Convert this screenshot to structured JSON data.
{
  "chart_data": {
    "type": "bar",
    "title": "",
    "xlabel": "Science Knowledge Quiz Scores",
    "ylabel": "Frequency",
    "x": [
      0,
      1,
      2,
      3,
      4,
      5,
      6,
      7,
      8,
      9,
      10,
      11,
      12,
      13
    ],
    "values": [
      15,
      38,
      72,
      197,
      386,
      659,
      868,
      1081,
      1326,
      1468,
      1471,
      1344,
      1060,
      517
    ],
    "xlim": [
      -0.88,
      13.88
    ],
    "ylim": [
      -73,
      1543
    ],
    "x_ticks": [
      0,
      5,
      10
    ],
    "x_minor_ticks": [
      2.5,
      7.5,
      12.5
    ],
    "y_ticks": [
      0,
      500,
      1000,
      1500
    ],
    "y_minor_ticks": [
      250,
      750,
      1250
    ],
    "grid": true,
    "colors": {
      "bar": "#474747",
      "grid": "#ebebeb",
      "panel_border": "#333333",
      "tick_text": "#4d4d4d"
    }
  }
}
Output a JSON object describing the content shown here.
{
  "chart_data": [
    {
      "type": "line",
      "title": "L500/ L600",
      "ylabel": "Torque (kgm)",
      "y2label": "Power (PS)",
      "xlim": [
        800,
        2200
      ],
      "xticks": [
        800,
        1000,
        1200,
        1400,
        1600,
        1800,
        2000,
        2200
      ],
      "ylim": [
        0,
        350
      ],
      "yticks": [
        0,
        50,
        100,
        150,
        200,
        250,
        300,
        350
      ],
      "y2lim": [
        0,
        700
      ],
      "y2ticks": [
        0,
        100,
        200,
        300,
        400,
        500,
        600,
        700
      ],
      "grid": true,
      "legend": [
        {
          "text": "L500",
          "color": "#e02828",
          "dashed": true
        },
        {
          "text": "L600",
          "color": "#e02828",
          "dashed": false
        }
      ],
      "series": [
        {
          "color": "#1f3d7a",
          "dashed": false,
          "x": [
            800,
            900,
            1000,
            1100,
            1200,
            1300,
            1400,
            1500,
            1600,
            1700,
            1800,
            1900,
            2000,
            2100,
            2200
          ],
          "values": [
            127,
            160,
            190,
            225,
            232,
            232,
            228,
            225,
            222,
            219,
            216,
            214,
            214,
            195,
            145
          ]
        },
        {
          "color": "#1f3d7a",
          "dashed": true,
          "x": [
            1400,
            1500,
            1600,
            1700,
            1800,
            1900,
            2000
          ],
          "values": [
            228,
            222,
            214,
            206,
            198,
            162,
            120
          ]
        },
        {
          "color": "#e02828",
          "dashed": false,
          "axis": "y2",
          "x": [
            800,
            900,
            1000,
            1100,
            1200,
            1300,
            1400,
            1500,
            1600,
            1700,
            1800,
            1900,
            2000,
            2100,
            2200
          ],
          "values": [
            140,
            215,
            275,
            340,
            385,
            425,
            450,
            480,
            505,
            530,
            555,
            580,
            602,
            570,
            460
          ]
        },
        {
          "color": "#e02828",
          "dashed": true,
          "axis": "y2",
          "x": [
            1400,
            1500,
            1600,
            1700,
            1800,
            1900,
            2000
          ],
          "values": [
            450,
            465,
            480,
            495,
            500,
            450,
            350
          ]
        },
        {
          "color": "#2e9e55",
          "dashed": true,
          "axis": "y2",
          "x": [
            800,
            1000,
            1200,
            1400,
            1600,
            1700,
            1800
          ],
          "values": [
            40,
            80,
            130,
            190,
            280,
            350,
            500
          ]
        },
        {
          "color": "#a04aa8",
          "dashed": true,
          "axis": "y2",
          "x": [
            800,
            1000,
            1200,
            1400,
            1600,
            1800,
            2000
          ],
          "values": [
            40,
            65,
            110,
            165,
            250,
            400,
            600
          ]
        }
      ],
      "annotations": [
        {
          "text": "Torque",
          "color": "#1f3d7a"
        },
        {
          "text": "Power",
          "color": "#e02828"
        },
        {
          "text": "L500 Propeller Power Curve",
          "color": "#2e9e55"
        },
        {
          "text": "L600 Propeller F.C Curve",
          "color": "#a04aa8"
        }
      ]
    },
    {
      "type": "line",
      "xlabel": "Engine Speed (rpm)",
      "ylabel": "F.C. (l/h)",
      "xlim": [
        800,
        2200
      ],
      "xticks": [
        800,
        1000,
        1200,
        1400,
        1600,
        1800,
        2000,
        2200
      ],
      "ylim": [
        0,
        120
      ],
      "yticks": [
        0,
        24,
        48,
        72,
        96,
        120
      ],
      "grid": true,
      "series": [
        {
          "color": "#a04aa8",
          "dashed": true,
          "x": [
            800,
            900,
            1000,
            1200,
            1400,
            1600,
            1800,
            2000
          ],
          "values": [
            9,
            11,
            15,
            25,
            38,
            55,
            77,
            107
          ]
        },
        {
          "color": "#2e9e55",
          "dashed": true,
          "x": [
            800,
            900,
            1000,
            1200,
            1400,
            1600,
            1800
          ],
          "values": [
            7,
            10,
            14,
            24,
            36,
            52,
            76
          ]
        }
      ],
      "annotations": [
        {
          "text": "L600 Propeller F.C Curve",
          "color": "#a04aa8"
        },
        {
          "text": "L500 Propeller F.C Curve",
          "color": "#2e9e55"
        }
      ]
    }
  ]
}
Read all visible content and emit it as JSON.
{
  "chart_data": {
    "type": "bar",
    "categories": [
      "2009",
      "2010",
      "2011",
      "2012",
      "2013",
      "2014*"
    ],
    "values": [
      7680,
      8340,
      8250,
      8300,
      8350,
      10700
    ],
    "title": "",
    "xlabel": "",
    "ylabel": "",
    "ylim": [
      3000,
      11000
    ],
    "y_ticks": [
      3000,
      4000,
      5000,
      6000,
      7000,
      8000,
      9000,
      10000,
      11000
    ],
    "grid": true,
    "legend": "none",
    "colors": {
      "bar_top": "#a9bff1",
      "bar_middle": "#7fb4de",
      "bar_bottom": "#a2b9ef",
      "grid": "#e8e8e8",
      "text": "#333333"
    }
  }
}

|---|

Make an exact copy of the data above.

Convert this screenshot to structured JSON data.
{
  "chart_data": {
    "type": "bar",
    "title": "",
    "xlabel": "Science Knowledge Quiz Scores",
    "ylabel": "Frequency",
    "x": [
      0,
      1,
      2,
      3,
      4,
      5,
      6,
      7,
      8,
      9,
      10,
      11,
      12,
      13
    ],
    "values": [
      15,
      38,
      72,
      197,
      386,
      659,
      868,
      1081,
      1326,
      1468,
      1471,
      1344,
      1060,
      517
    ],
    "xlim": [
      -0.88,
      13.88
    ],
    "ylim": [
      -73,
      1543
    ],
    "x_ticks": [
      0,
      5,
      10
    ],
    "x_minor_ticks": [
      2.5,
      7.5,
      12.5
    ],
    "y_ticks": [
      0,
      500,
      1000,
      1500
    ],
    "y_minor_ticks": [
      250,
      750,
      1250
    ],
    "grid": true,
    "colors": {
      "bar": "#474747",
      "grid": "#ebebeb",
      "panel_border": "#333333",
      "tick_text": "#4d4d4d"
    }
  }
}
Output a JSON object describing the content shown here.
{
  "chart_data": [
    {
      "type": "line",
      "title": "L500/ L600",
      "ylabel": "Torque (kgm)",
      "y2label": "Power (PS)",
      "xlim": [
        800,
        2200
      ],
      "xticks": [
        800,
        1000,
        1200,
        1400,
        1600,
        1800,
        2000,
        2200
      ],
      "ylim": [
        0,
        350
      ],
      "yticks": [
        0,
        50,
        100,
        150,
        200,
        250,
        300,
        350
      ],
      "y2lim": [
        0,
        700
      ],
      "y2ticks": [
        0,
        100,
        200,
        300,
        400,
        500,
        600,
        700
      ],
      "grid": true,
      "legend": [
        {
          "text": "L500",
          "color": "#e02828",
          "dashed": true
        },
        {
          "text": "L600",
          "color": "#e02828",
          "dashed": false
        }
      ],
      "series": [
        {
          "color": "#1f3d7a",
          "dashed": false,
          "x": [
            800,
            900,
            1000,
            1100,
            1200,
            1300,
            1400,
            1500,
            1600,
            1700,
            1800,
            1900,
            2000,
            2100,
            2200
          ],
          "values": [
            127,
            160,
            190,
            225,
            232,
            232,
            228,
            225,
            222,
            219,
            216,
            214,
            214,
            195,
            145
          ]
        },
        {
          "color": "#1f3d7a",
          "dashed": true,
          "x": [
            1400,
            1500,
            1600,
            1700,
            1800,
            1900,
            2000
          ],
          "values": [
            228,
            222,
            214,
            206,
            198,
            162,
            120
          ]
        },
        {
          "color": "#e02828",
          "dashed": false,
          "axis": "y2",
          "x": [
            800,
            900,
            1000,
            1100,
            1200,
            1300,
            1400,
            1500,
            1600,
            1700,
            1800,
            1900,
            2000,
            2100,
            2200
          ],
          "values": [
            140,
            215,
            275,
            340,
            385,
            425,
            450,
            480,
            505,
            530,
            555,
            580,
            602,
            570,
            460
          ]
        },
        {
          "color": "#e02828",
          "dashed": true,
          "axis": "y2",
          "x": [
            1400,
            1500,
            1600,
            1700,
            1800,
            1900,
            2000
          ],
          "values": [
            450,
            465,
            480,
            495,
            500,
            450,
            350
          ]
        },
        {
          "color": "#2e9e55",
          "dashed": true,
          "axis": "y2",
          "x": [
            800,
            1000,
            1200,
            1400,
            1600,
            1700,
            1800
          ],
          "values": [
            40,
            80,
            130,
            190,
            280,
            350,
            500
          ]
        },
        {
          "color": "#a04aa8",
          "dashed": true,
          "axis": "y2",
          "x": [
            800,
            1000,
            1200,
            1400,
            1600,
            1800,
            2000
          ],
          "values": [
            40,
            65,
            110,
            165,
            250,
            400,
            600
          ]
        }
      ],
      "annotations": [
        {
          "text": "Torque",
          "color": "#1f3d7a"
        },
        {
          "text": "Power",
          "color": "#e02828"
        },
        {
          "text": "L500 Propeller Power Curve",
          "color": "#2e9e55"
        },
        {
          "text": "L600 Propeller F.C Curve",
          "color": "#a04aa8"
        }
      ]
    },
    {
      "type": "line",
      "xlabel": "Engine Speed (rpm)",
      "ylabel": "F.C. (l/h)",
      "xlim": [
        800,
        2200
      ],
      "xticks": [
        800,
        1000,
        1200,
        1400,
        1600,
        1800,
        2000,
        2200
      ],
      "ylim": [
        0,
        120
      ],
      "yticks": [
        0,
        24,
        48,
        72,
        96,
        120
      ],
      "grid": true,
      "series": [
        {
          "color": "#a04aa8",
          "dashed": true,
          "x": [
            800,
            900,
            1000,
            1200,
            1400,
            1600,
            1800,
            2000
          ],
          "values": [
            9,
            11,
            15,
            25,
            38,
            55,
            77,
            107
          ]
        },
        {
          "color": "#2e9e55",
          "dashed": true,
          "x": [
            800,
            900,
            1000,
            1200,
            1400,
            1600,
            1800
          ],
          "values": [
            7,
            10,
            14,
            24,
            36,
            52,
            76
          ]
        }
      ],
      "annotations": [
        {
          "text": "L600 Propeller F.C Curve",
          "color": "#a04aa8"
        },
        {
          "text": "L500 Propeller F.C Curve",
          "color": "#2e9e55"
        }
      ]
    }
  ]
}
Read all visible content and emit it as JSON.
{
  "chart_data": {
    "type": "bar",
    "categories": [
      "2009",
      "2010",
      "2011",
      "2012",
      "2013",
      "2014*"
    ],
    "values": [
      7680,
      8340,
      8250,
      8300,
      8350,
      10700
    ],
    "title": "",
    "xlabel": "",
    "ylabel": "",
    "ylim": [
      3000,
      11000
    ],
    "y_ticks": [
      3000,
      4000,
      5000,
      6000,
      7000,
      8000,
      9000,
      10000,
      11000
    ],
    "grid": true,
    "legend": "none",
    "colors": {
      "bar_top": "#a9bff1",
      "bar_middle": "#7fb4de",
      "bar_bottom": "#a2b9ef",
      "grid": "#e8e8e8",
      "text": "#333333"
    }
  }
}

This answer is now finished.